Task statement – Each record below must be returned exactly as shown.

## Begin Task material

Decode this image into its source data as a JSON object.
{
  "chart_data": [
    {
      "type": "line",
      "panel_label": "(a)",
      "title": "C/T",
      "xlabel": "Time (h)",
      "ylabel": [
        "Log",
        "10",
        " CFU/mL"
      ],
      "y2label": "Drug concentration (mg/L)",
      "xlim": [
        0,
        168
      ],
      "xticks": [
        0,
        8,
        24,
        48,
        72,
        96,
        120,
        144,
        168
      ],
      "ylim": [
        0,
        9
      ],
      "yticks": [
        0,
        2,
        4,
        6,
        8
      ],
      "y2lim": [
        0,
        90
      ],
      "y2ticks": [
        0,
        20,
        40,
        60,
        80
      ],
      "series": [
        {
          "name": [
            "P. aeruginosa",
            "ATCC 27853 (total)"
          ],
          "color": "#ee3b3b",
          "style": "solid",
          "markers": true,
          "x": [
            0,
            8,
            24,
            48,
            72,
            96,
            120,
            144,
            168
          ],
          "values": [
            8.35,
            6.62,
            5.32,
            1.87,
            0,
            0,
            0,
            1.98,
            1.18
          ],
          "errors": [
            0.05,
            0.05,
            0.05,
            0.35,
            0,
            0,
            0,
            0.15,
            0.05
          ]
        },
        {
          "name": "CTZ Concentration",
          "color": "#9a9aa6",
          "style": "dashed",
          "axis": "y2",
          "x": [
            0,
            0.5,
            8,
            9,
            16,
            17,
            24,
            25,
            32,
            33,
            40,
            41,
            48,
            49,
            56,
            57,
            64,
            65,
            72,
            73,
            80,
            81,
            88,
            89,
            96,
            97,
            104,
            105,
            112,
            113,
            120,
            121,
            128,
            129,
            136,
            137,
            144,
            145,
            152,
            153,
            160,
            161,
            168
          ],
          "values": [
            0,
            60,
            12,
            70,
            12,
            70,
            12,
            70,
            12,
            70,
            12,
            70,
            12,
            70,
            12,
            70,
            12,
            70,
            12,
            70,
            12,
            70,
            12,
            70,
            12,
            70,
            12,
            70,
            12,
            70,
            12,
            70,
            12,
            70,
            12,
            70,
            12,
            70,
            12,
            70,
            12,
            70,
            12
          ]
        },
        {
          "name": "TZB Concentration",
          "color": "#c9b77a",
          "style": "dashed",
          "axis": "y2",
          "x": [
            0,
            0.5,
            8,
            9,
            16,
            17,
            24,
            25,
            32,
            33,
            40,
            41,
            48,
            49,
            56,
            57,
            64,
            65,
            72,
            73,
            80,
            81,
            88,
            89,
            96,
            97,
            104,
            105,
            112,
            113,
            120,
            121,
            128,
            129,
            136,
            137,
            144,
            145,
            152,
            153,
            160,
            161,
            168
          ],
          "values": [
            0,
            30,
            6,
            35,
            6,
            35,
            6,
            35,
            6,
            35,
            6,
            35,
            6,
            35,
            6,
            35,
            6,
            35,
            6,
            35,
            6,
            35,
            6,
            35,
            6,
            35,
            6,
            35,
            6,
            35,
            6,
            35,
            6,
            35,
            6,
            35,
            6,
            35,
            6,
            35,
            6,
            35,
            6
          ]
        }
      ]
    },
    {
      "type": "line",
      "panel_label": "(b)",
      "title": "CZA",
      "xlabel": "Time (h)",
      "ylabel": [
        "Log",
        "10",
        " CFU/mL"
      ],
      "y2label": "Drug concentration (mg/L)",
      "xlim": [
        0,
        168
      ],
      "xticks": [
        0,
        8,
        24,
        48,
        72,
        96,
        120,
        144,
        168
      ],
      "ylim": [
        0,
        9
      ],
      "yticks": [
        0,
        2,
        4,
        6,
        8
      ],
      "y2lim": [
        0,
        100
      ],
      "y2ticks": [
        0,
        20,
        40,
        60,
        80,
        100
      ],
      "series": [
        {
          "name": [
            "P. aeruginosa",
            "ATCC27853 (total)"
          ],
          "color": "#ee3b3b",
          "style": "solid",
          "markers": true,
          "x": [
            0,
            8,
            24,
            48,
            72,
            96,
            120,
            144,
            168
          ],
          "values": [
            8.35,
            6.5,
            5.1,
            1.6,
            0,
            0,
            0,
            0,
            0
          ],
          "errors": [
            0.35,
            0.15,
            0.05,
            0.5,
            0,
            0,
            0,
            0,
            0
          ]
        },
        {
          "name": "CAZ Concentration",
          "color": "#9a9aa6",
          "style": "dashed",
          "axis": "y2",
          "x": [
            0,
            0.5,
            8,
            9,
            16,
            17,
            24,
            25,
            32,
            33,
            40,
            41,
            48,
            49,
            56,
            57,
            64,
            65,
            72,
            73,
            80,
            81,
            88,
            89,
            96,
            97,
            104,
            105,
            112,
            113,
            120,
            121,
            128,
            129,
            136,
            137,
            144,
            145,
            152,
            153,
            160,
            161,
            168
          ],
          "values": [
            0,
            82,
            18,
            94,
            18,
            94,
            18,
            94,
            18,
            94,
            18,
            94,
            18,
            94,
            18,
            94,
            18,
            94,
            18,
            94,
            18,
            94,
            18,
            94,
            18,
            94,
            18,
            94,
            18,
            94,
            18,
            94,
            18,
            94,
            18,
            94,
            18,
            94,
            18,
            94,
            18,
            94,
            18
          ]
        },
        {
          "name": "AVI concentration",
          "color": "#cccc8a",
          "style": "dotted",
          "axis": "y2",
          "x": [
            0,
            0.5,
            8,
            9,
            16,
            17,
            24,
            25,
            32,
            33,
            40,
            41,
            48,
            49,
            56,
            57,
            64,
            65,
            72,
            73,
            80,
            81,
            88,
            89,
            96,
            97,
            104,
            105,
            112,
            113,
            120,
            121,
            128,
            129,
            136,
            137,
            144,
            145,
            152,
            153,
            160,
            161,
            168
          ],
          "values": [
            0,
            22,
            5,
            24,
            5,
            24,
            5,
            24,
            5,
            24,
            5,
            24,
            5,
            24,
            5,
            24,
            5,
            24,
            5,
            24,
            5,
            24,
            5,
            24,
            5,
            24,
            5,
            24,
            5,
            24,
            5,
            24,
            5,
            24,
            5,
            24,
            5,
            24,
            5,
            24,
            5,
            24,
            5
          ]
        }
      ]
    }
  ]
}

## End Task material

In response –
Decode this image into its source data as a JSON object.
{
  "chart_data": [
    {
      "type": "line",
      "panel_label": "(a)",
      "title": "C/T",
      "xlabel": "Time (h)",
      "ylabel": [
        "Log",
        "10",
        " CFU/mL"
      ],
      "y2label": "Drug concentration (mg/L)",
      "xlim": [
        0,
        168
      ],
      "xticks": [
        0,
        8,
        24,
        48,
        72,
        96,
        120,
        144,
        168
      ],
      "ylim": [
        0,
        9
      ],
      "yticks": [
        0,
        2,
        4,
        6,
        8
      ],
      "y2lim": [
        0,
        90
      ],
      "y2ticks": [
        0,
        20,
        40,
        60,
        80
      ],
      "series": [
        {
          "name": [
            "P. aeruginosa",
            "ATCC 27853 (total)"
          ],
          "color": "#ee3b3b",
          "style": "solid",
          "markers": true,
          "x": [
            0,
            8,
            24,
            48,
            72,
            96,
            120,
            144,
            168
          ],
          "values": [
            8.35,
            6.62,
            5.32,
            1.87,
            0,
            0,
            0,
            1.98,
            1.18
          ],
          "errors": [
            0.05,
            0.05,
            0.05,
            0.35,
            0,
            0,
            0,
            0.15,
            0.05
          ]
        },
        {
          "name": "CTZ Concentration",
          "color": "#9a9aa6",
          "style": "dashed",
          "axis": "y2",
          "x": [
            0,
            0.5,
            8,
            9,
            16,
            17,
            24,
            25,
            32,
            33,
            40,
            41,
            48,
            49,
            56,
            57,
            64,
            65,
            72,
            73,
            80,
            81,
            88,
            89,
            96,
            97,
            104,
            105,
            112,
            113,
            120,
            121,
            128,
            129,
            136,
            137,
            144,
            145,
            152,
            153,
            160,
            161,
            168
          ],
          "values": [
            0,
            60,
            12,
            70,
            12,
            70,
            12,
            70,
            12,
            70,
            12,
            70,
            12,
            70,
            12,
            70,
            12,
            70,
            12,
            70,
            12,
            70,
            12,
            70,
            12,
            70,
            12,
            70,
            12,
            70,
            12,
            70,
            12,
            70,
            12,
            70,
            12,
            70,
            12,
            70,
            12,
            70,
            12
          ]
        },
        {
          "name": "TZB Concentration",
          "color": "#c9b77a",
          "style": "dashed",
          "axis": "y2",
          "x": [
            0,
            0.5,
            8,
            9,
            16,
            17,
            24,
            25,
            32,
            33,
            40,
            41,
            48,
            49,
            56,
            57,
            64,
            65,
            72,
            73,
            80,
            81,
            88,
            89,
            96,
            97,
            104,
            105,
            112,
            113,
            120,
            121,
            128,
            129,
            136,
            137,
            144,
            145,
            152,
            153,
            160,
            161,
            168
          ],
          "values": [
            0,
            30,
            6,
            35,
            6,
            35,
            6,
            35,
            6,
            35,
            6,
            35,
            6,
            35,
            6,
            35,
            6,
            35,
            6,
            35,
            6,
            35,
            6,
            35,
            6,
            35,
            6,
            35,
            6,
            35,
            6,
            35,
            6,
            35,
            6,
            35,
            6,
            35,
            6,
            35,
            6,
            35,
            6
          ]
        }
      ]
    },
    {
      "type": "line",
      "panel_label": "(b)",
      "title": "CZA",
      "xlabel": "Time (h)",
      "ylabel": [
        "Log",
        "10",
        " CFU/mL"
      ],
      "y2label": "Drug concentration (mg/L)",
      "xlim": [
        0,
        168
      ],
      "xticks": [
        0,
        8,
        24,
        48,
        72,
        96,
        120,
        144,
        168
      ],
      "ylim": [
        0,
        9
      ],
      "yticks": [
        0,
        2,
        4,
        6,
        8
      ],
      "y2lim": [
        0,
        100
      ],
      "y2ticks": [
        0,
        20,
        40,
        60,
        80,
        100
      ],
      "series": [
        {
          "name": [
            "P. aeruginosa",
            "ATCC27853 (total)"
          ],
          "color": "#ee3b3b",
          "style": "solid",
          "markers": true,
          "x": [
            0,
            8,
            24,
            48,
            72,
            96,
            120,
            144,
            168
          ],
          "values": [
            8.35,
            6.5,
            5.1,
            1.6,
            0,
            0,
            0,
            0,
            0
          ],
          "errors": [
            0.35,
            0.15,
            0.05,
            0.5,
            0,
            0,
            0,
            0,
            0
          ]
        },
        {
          "name": "CAZ Concentration",
          "color": "#9a9aa6",
          "style": "dashed",
          "axis": "y2",
          "x": [
            0,
            0.5,
            8,
            9,
            16,
            17,
            24,
            25,
            32,
            33,
            40,
            41,
            48,
            49,
            56,
            57,
            64,
            65,
            72,
            73,
            80,
            81,
            88,
            89,
            96,
            97,
            104,
            105,
            112,
            113,
            120,
            121,
            128,
            129,
            136,
            137,
            144,
            145,
            152,
            153,
            160,
            161,
            168
          ],
          "values": [
            0,
            82,
            18,
            94,
            18,
            94,
            18,
            94,
            18,
            94,
            18,
            94,
            18,
            94,
            18,
            94,
            18,
            94,
            18,
            94,
            18,
            94,
            18,
            94,
            18,
            94,
            18,
            94,
            18,
            94,
            18,
            94,
            18,
            94,
            18,
            94,
            18,
            94,
            18,
            94,
            18,
            94,
            18
          ]
        },
        {
          "name": "AVI concentration",
          "color": "#cccc8a",
          "style": "dotted",
          "axis": "y2",
          "x": [
            0,
            0.5,
            8,
            9,
            16,
            17,
            24,
            25,
            32,
            33,
            40,
            41,
            48,
            49,
            56,
            57,
            64,
            65,
            72,
            73,
            80,
            81,
            88,
            89,
            96,
            97,
            104,
            105,
            112,
            113,
            120,
            121,
            128,
            129,
            136,
            137,
            144,
            145,
            152,
            153,
            160,
            161,
            168
          ],
          "values": [
            0,
            22,
            5,
            24,
            5,
            24,
            5,
            24,
            5,
            24,
            5,
            24,
            5,
            24,
            5,
            24,
            5,
            24,
            5,
            24,
            5,
            24,
            5,
            24,
            5,
            24,
            5,
            24,
            5,
            24,
            5,
            24,
            5,
            24,
            5,
            24,
            5,
            24,
            5,
            24,
            5,
            24,
            5
          ]
        }
      ]
    }
  ]
}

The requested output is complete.